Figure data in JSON
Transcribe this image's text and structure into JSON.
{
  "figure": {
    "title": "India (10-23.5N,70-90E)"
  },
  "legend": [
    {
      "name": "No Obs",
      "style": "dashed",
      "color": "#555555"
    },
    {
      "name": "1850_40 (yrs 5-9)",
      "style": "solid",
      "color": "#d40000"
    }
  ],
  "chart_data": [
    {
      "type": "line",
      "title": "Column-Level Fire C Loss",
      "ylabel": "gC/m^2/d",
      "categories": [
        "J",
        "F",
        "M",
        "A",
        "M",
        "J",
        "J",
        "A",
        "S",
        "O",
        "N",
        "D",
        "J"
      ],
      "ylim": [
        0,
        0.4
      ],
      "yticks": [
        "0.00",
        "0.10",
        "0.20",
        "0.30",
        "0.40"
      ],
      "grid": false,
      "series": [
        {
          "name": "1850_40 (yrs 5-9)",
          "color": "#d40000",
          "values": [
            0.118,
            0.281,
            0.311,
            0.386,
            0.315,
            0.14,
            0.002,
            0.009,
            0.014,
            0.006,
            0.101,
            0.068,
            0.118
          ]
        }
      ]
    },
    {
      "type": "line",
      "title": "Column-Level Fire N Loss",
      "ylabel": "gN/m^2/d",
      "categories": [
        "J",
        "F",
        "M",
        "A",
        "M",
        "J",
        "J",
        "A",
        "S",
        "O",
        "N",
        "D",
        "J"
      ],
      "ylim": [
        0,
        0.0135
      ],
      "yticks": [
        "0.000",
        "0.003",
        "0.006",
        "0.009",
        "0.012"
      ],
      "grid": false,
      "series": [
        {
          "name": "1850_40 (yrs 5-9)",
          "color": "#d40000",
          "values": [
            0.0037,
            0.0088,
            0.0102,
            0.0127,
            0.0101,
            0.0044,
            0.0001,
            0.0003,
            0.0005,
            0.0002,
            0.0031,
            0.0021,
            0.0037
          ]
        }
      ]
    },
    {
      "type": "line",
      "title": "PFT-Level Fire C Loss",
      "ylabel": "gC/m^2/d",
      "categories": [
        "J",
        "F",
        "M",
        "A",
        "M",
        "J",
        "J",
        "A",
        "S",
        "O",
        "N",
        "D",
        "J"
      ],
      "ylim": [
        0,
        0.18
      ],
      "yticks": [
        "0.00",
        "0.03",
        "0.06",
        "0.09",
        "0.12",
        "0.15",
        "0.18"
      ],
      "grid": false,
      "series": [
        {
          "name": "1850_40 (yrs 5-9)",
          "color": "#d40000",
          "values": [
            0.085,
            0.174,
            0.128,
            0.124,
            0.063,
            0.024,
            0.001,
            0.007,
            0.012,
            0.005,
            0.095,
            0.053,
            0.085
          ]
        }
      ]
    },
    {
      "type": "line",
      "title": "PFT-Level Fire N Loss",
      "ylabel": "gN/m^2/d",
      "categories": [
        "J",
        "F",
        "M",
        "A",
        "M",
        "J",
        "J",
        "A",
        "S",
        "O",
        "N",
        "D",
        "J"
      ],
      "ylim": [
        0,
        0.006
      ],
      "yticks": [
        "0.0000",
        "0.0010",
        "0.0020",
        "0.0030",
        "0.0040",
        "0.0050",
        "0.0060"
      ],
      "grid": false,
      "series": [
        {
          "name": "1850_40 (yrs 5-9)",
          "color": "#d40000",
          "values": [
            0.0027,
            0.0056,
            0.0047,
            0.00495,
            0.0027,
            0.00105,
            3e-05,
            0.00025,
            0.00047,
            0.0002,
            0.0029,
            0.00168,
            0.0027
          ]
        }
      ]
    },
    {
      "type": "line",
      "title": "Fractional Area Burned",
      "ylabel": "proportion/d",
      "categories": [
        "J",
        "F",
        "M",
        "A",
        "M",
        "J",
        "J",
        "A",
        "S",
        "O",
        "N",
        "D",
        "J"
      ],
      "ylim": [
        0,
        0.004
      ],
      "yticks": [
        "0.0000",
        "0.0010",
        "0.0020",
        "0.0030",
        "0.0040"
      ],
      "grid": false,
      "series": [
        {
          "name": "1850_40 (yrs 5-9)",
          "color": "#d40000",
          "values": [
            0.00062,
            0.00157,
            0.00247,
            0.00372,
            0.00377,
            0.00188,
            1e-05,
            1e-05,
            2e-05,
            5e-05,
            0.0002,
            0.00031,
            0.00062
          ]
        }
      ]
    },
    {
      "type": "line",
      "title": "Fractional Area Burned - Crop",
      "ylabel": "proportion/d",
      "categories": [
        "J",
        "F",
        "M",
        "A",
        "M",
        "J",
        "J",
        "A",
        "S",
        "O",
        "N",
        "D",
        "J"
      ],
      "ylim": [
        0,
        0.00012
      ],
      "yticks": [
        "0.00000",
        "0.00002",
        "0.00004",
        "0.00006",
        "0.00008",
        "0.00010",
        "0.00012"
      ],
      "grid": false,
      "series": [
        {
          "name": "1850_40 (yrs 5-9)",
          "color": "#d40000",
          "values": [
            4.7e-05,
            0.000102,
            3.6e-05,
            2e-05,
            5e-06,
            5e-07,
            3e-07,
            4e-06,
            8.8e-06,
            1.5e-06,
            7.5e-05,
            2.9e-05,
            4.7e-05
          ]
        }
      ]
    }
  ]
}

■ Exercise brief: Return the entries in full, keeping every line exactly as it is.

■ Solution to the problem:
Transcribe this image's text and structure into JSON.
{
  "figure": {
    "title": "India (10-23.5N,70-90E)"
  },
  "legend": [
    {
      "name": "No Obs",
      "style": "dashed",
      "color": "#555555"
    },
    {
      "name": "1850_40 (yrs 5-9)",
      "style": "solid",
      "color": "#d40000"
    }
  ],
  "chart_data": [
    {
      "type": "line",
      "title": "Column-Level Fire C Loss",
      "ylabel": "gC/m^2/d",
      "categories": [
        "J",
        "F",
        "M",
        "A",
        "M",
        "J",
        "J",
        "A",
        "S",
        "O",
        "N",
        "D",
        "J"
      ],
      "ylim": [
        0,
        0.4
      ],
      "yticks": [
        "0.00",
        "0.10",
        "0.20",
        "0.30",
        "0.40"
      ],
      "grid": false,
      "series": [
        {
          "name": "1850_40 (yrs 5-9)",
          "color": "#d40000",
          "values": [
            0.118,
            0.281,
            0.311,
            0.386,
            0.315,
            0.14,
            0.002,
            0.009,
            0.014,
            0.006,
            0.101,
            0.068,
            0.118
          ]
        }
      ]
    },
    {
      "type": "line",
      "title": "Column-Level Fire N Loss",
      "ylabel": "gN/m^2/d",
      "categories": [
        "J",
        "F",
        "M",
        "A",
        "M",
        "J",
        "J",
        "A",
        "S",
        "O",
        "N",
        "D",
        "J"
      ],
      "ylim": [
        0,
        0.0135
      ],
      "yticks": [
        "0.000",
        "0.003",
        "0.006",
        "0.009",
        "0.012"
      ],
      "grid": false,
      "series": [
        {
          "name": "1850_40 (yrs 5-9)",
          "color": "#d40000",
          "values": [
            0.0037,
            0.0088,
            0.0102,
            0.0127,
            0.0101,
            0.0044,
            0.0001,
            0.0003,
            0.0005,
            0.0002,
            0.0031,
            0.0021,
            0.0037
          ]
        }
      ]
    },
    {
      "type": "line",
      "title": "PFT-Level Fire C Loss",
      "ylabel": "gC/m^2/d",
      "categories": [
        "J",
        "F",
        "M",
        "A",
        "M",
        "J",
        "J",
        "A",
        "S",
        "O",
        "N",
        "D",
        "J"
      ],
      "ylim": [
        0,
        0.18
      ],
      "yticks": [
        "0.00",
        "0.03",
        "0.06",
        "0.09",
        "0.12",
        "0.15",
        "0.18"
      ],
      "grid": false,
      "series": [
        {
          "name": "1850_40 (yrs 5-9)",
          "color": "#d40000",
          "values": [
            0.085,
            0.174,
            0.128,
            0.124,
            0.063,
            0.024,
            0.001,
            0.007,
            0.012,
            0.005,
            0.095,
            0.053,
            0.085
          ]
        }
      ]
    },
    {
      "type": "line",
      "title": "PFT-Level Fire N Loss",
      "ylabel": "gN/m^2/d",
      "categories": [
        "J",
        "F",
        "M",
        "A",
        "M",
        "J",
        "J",
        "A",
        "S",
        "O",
        "N",
        "D",
        "J"
      ],
      "ylim": [
        0,
        0.006
      ],
      "yticks": [
        "0.0000",
        "0.0010",
        "0.0020",
        "0.0030",
        "0.0040",
        "0.0050",
        "0.0060"
      ],
      "grid": false,
      "series": [
        {
          "name": "1850_40 (yrs 5-9)",
          "color": "#d40000",
          "values": [
            0.0027,
            0.0056,
            0.0047,
            0.00495,
            0.0027,
            0.00105,
            3e-05,
            0.00025,
            0.00047,
            0.0002,
            0.0029,
            0.00168,
            0.0027
          ]
        }
      ]
    },
    {
      "type": "line",
      "title": "Fractional Area Burned",
      "ylabel": "proportion/d",
      "categories": [
        "J",
        "F",
        "M",
        "A",
        "M",
        "J",
        "J",
        "A",
        "S",
        "O",
        "N",
        "D",
        "J"
      ],
      "ylim": [
        0,
        0.004
      ],
      "yticks": [
        "0.0000",
        "0.0010",
        "0.0020",
        "0.0030",
        "0.0040"
      ],
      "grid": false,
      "series": [
        {
          "name": "1850_40 (yrs 5-9)",
          "color": "#d40000",
          "values": [
            0.00062,
            0.00157,
            0.00247,
            0.00372,
            0.00377,
            0.00188,
            1e-05,
            1e-05,
            2e-05,
            5e-05,
            0.0002,
            0.00031,
            0.00062
          ]
        }
      ]
    },
    {
      "type": "line",
      "title": "Fractional Area Burned - Crop",
      "ylabel": "proportion/d",
      "categories": [
        "J",
        "F",
        "M",
        "A",
        "M",
        "J",
        "J",
        "A",
        "S",
        "O",
        "N",
        "D",
        "J"
      ],
      "ylim": [
        0,
        0.00012
      ],
      "yticks": [
        "0.00000",
        "0.00002",
        "0.00004",
        "0.00006",
        "0.00008",
        "0.00010",
        "0.00012"
      ],
      "grid": false,
      "series": [
        {
          "name": "1850_40 (yrs 5-9)",
          "color": "#d40000",
          "values": [
            4.7e-05,
            0.000102,
            3.6e-05,
            2e-05,
            5e-06,
            5e-07,
            3e-07,
            4e-06,
            8.8e-06,
            1.5e-06,
            7.5e-05,
            2.9e-05,
            4.7e-05
          ]
        }
      ]
    }
  ]
}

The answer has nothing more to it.